▶ _TASK DETAILS_
Track down each line that has the word "ylabel" and copy it.

▶ _GIVEN DATA_

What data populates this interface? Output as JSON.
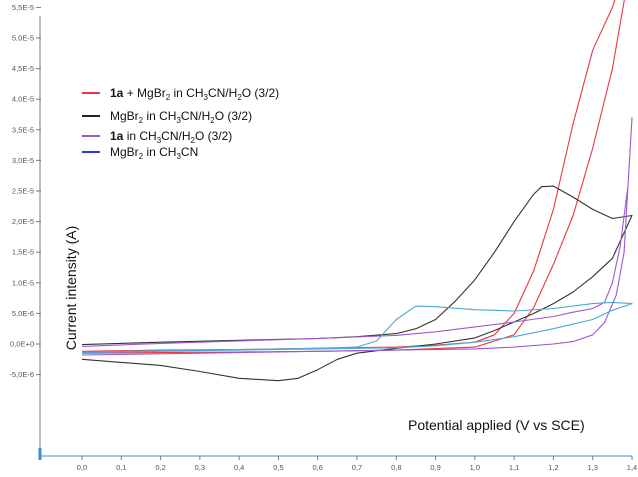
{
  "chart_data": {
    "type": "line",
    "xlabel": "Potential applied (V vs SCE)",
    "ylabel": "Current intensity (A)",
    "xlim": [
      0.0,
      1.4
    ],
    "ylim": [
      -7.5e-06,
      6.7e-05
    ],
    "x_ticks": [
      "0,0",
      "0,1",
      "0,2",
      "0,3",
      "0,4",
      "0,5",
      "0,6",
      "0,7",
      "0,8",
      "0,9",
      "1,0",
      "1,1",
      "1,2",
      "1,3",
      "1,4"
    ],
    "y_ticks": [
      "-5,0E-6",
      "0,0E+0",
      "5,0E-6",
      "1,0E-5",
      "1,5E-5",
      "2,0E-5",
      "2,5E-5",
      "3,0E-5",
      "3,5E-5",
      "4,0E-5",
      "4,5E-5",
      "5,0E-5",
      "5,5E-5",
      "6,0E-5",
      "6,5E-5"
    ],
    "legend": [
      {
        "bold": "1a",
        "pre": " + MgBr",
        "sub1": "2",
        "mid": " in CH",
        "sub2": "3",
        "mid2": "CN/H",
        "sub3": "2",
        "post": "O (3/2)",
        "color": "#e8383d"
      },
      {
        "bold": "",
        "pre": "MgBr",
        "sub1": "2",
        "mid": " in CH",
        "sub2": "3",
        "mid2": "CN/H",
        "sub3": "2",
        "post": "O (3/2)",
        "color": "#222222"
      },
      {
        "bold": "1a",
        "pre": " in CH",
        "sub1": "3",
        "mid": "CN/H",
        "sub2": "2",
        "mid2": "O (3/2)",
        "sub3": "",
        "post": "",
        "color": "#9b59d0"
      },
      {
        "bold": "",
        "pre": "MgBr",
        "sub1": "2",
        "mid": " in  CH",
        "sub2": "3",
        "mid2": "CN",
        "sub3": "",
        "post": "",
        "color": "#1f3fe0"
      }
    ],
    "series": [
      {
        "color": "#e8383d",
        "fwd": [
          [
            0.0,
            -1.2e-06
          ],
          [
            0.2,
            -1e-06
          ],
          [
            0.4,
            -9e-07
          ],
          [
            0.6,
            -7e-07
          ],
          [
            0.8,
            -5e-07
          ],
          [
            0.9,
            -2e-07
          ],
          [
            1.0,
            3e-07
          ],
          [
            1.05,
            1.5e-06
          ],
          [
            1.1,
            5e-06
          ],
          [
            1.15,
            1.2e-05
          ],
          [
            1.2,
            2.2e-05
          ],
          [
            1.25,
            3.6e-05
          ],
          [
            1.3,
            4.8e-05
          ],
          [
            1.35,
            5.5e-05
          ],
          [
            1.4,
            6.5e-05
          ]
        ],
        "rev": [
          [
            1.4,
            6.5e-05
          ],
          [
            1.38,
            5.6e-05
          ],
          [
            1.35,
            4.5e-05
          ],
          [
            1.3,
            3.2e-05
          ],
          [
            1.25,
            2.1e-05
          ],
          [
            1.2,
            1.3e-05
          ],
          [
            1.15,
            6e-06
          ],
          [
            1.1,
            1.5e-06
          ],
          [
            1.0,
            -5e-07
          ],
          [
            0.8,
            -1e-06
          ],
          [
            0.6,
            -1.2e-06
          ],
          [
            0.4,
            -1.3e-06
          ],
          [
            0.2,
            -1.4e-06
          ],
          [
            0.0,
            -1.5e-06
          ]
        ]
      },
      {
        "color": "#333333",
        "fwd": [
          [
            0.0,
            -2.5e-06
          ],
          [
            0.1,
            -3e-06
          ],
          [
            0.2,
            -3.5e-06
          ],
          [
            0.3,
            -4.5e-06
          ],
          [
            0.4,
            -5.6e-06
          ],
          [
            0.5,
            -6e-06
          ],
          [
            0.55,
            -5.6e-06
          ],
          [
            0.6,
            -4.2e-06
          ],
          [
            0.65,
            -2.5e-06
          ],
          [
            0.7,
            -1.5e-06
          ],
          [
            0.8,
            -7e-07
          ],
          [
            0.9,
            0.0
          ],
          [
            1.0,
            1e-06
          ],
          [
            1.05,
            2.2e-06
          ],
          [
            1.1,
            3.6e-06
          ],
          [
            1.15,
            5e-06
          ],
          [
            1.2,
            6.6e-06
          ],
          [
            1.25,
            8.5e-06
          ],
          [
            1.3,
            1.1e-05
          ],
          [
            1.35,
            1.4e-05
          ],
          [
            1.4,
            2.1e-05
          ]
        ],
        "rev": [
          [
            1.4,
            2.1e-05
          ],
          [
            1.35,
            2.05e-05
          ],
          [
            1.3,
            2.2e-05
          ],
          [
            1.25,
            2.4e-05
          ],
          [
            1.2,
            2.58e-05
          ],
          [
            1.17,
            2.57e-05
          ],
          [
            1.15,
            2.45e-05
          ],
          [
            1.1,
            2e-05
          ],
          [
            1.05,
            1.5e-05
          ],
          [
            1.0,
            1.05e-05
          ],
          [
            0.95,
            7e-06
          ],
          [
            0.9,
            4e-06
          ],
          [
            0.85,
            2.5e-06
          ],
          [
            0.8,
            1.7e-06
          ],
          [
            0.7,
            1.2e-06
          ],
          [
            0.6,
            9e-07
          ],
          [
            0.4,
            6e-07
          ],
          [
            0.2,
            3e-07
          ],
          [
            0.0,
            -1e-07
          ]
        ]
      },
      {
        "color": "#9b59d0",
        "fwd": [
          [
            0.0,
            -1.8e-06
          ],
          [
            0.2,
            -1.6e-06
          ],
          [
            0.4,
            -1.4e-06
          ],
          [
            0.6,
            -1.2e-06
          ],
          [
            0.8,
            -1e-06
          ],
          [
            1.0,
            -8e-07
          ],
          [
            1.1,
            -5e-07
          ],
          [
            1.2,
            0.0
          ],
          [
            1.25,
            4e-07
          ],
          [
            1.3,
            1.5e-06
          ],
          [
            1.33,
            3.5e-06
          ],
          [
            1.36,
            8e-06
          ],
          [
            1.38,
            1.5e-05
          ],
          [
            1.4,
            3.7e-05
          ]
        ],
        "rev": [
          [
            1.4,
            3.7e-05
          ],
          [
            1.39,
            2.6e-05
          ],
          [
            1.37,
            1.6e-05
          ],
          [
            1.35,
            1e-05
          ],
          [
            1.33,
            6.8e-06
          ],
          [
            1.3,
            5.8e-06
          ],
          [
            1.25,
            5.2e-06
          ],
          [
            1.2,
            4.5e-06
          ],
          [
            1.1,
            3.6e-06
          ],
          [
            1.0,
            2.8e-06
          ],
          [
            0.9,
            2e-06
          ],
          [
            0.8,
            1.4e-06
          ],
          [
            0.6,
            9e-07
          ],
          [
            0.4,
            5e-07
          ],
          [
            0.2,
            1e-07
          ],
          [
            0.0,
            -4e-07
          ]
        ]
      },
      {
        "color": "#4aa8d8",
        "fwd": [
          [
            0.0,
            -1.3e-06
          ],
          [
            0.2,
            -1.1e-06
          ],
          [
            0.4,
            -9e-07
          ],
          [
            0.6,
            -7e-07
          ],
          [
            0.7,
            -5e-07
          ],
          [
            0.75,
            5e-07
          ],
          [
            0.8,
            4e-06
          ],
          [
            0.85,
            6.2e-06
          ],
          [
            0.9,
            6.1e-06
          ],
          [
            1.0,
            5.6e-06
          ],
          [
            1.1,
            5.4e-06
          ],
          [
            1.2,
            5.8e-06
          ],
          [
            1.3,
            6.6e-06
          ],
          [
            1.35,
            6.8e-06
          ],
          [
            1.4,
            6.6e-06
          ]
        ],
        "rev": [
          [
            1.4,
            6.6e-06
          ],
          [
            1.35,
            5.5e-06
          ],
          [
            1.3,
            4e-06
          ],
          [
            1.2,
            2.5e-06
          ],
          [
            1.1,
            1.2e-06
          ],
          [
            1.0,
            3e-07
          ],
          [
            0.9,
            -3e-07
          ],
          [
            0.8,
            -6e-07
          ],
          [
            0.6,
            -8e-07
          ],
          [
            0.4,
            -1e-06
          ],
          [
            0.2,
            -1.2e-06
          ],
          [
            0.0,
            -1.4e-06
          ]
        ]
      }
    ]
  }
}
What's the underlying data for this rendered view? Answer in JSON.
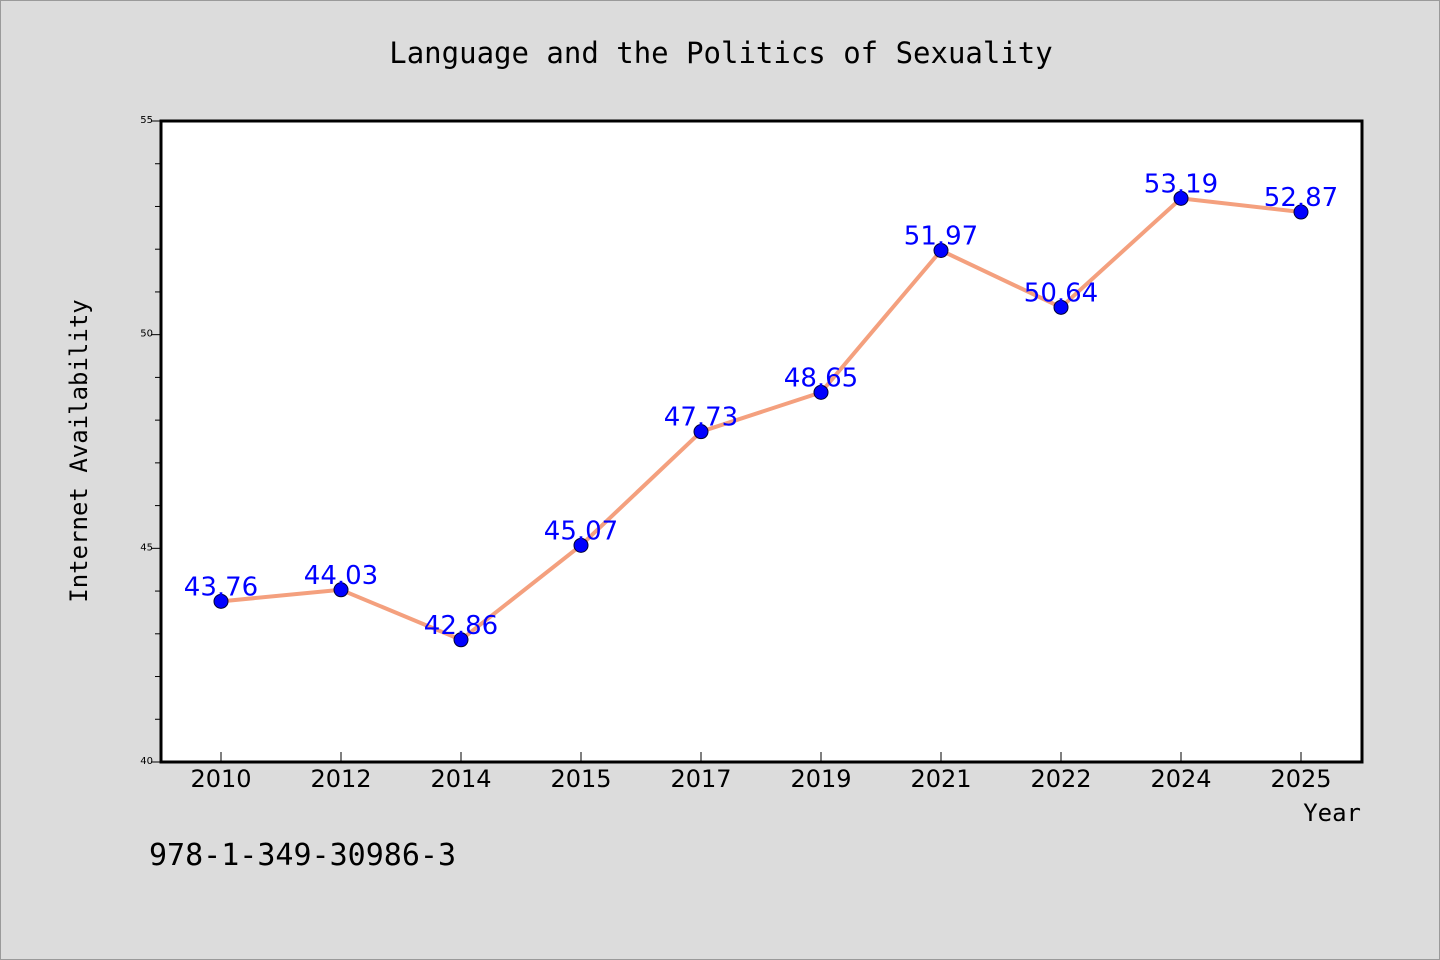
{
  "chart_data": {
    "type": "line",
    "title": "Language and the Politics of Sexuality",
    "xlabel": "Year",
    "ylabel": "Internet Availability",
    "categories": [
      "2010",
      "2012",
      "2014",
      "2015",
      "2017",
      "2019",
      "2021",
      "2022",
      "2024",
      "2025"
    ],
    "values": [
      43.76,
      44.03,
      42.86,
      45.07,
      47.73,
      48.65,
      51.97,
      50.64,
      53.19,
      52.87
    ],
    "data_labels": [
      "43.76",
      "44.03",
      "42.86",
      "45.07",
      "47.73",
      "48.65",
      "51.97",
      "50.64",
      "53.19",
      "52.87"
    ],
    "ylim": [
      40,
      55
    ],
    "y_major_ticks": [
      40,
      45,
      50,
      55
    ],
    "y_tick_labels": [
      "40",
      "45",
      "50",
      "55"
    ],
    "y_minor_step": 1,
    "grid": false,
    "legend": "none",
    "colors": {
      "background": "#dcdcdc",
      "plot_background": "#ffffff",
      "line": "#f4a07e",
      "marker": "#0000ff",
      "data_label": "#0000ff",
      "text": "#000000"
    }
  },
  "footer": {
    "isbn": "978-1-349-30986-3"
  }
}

▶ _SOLVED EXERCISE_
    "ylabel": "Current intensity (A)",
    "ylabel": "Internet Availability",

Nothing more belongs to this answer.